Exercise brief
Select the lines below containing the word "aprisa".

Stored records
[start]

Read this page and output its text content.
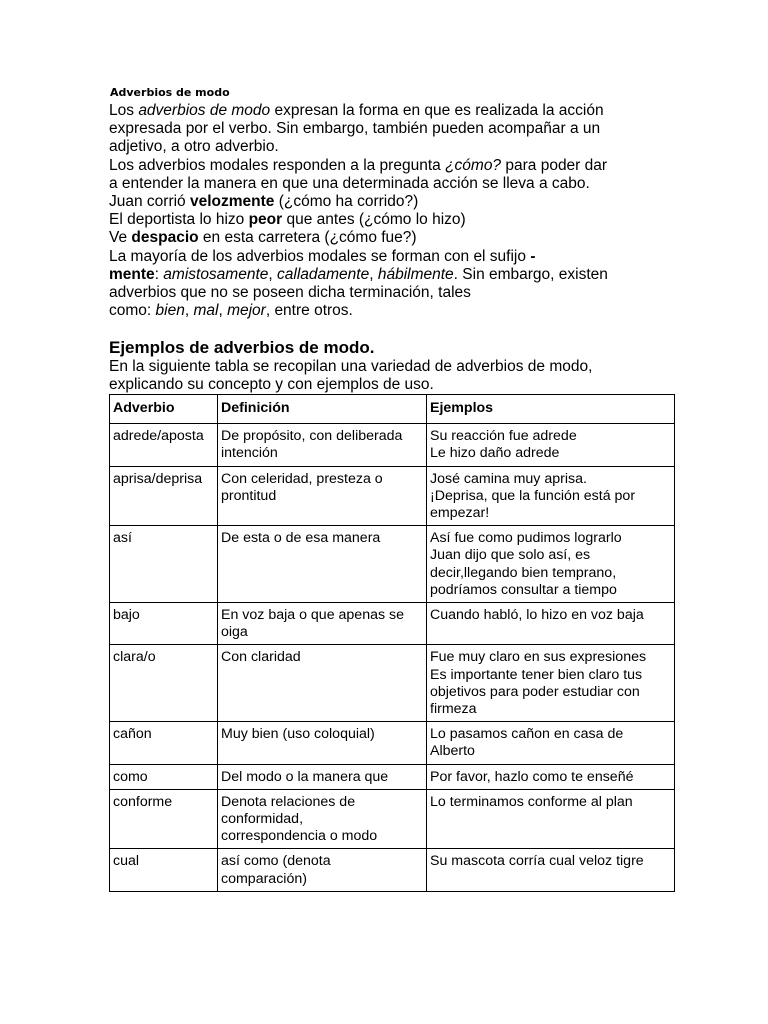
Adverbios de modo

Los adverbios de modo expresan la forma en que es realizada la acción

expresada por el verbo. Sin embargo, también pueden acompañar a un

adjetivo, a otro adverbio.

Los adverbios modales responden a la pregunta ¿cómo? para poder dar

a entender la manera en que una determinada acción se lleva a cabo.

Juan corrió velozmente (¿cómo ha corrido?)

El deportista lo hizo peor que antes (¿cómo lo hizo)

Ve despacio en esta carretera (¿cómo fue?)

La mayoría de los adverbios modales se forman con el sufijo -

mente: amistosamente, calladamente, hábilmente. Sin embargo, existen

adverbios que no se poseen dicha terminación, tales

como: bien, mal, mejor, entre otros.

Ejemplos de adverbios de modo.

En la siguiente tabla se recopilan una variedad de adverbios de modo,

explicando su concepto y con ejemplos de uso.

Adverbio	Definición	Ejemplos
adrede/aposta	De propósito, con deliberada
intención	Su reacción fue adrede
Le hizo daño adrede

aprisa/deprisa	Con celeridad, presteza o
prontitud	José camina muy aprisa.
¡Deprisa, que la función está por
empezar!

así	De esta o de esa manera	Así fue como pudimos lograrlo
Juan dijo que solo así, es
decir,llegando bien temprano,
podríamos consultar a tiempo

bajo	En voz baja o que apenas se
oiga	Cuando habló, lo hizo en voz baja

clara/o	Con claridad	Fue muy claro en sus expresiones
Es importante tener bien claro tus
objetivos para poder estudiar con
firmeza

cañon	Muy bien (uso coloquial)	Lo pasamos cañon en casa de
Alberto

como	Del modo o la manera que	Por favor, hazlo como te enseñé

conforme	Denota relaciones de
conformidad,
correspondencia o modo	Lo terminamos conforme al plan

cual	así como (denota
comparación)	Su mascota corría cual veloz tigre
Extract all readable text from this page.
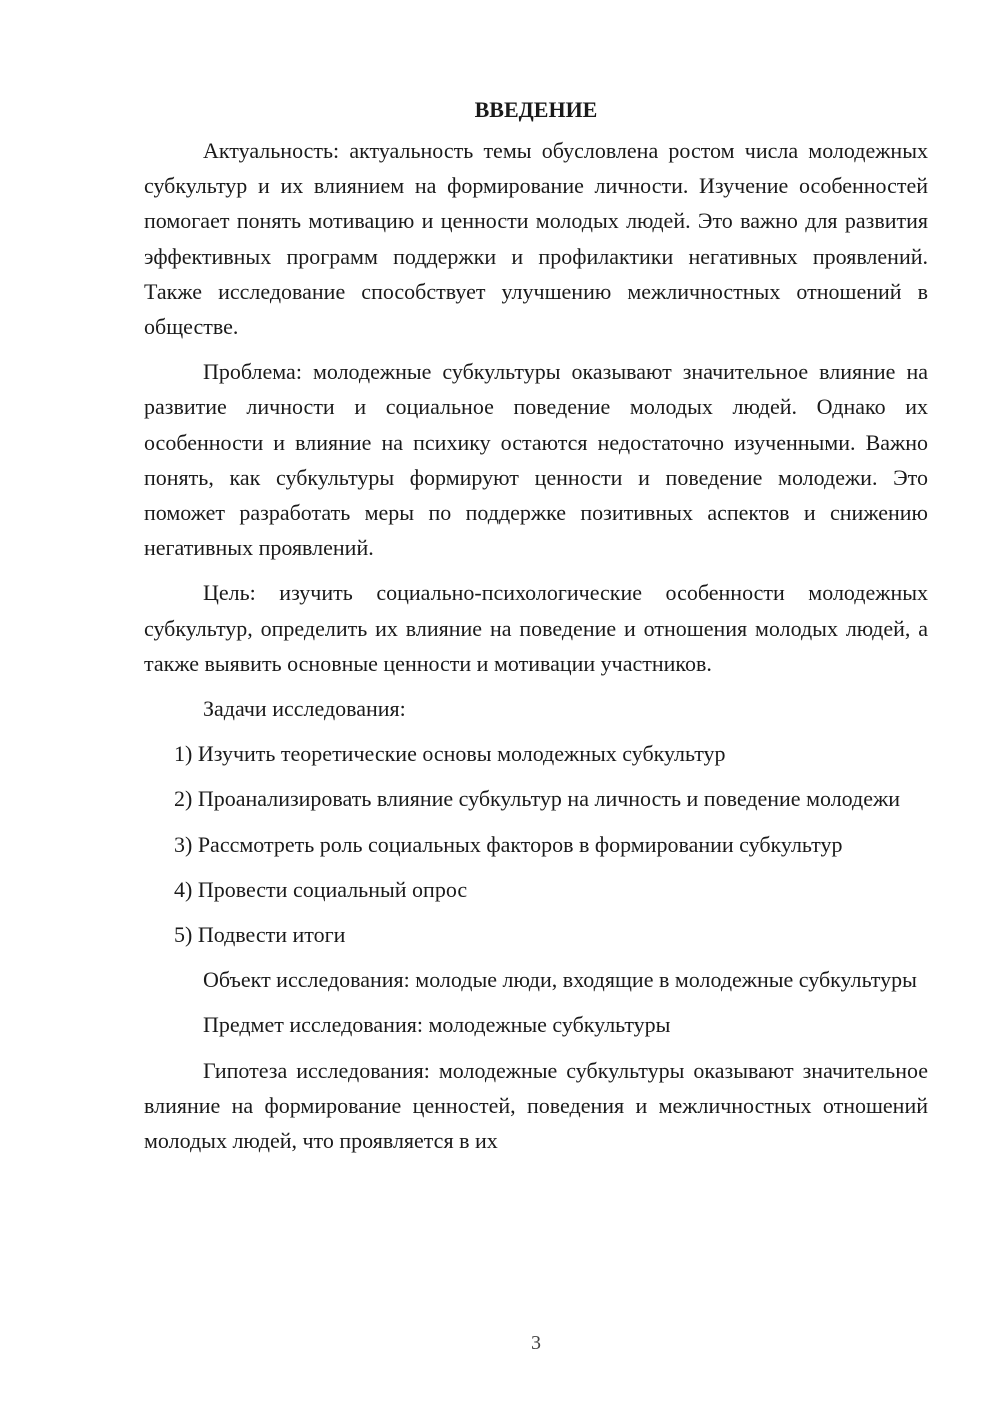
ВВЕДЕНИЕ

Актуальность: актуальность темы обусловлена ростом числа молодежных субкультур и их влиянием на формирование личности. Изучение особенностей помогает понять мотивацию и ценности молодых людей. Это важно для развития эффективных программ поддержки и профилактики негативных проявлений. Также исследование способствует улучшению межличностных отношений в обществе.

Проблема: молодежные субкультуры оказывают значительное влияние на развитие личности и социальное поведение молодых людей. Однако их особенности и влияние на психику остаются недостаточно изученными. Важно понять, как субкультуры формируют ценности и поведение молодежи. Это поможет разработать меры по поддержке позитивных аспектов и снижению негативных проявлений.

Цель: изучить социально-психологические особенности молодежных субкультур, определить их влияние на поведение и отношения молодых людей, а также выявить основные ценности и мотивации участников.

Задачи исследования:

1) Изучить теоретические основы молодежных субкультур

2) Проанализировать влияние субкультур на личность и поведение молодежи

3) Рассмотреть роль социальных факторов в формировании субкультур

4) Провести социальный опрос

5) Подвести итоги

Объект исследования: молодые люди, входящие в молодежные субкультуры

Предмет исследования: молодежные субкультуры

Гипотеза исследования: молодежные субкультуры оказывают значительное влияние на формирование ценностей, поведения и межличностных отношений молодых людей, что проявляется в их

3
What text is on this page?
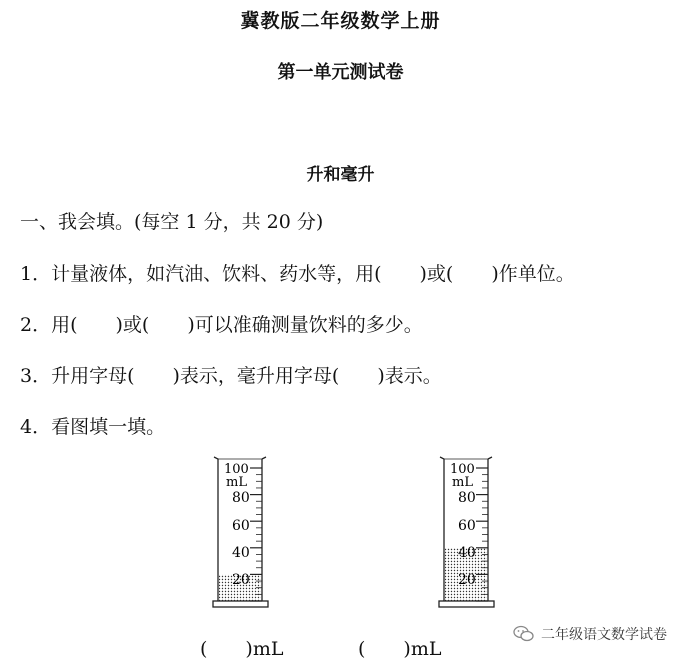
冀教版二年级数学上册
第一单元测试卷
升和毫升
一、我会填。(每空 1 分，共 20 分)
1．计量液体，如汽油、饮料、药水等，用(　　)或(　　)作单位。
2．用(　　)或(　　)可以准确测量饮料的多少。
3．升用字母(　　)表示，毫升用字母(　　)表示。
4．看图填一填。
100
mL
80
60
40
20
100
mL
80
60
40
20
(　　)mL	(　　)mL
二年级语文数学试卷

[end]

Expected output
aprisa/deprisa	Con celeridad, presteza o
prontitud	José camina muy aprisa.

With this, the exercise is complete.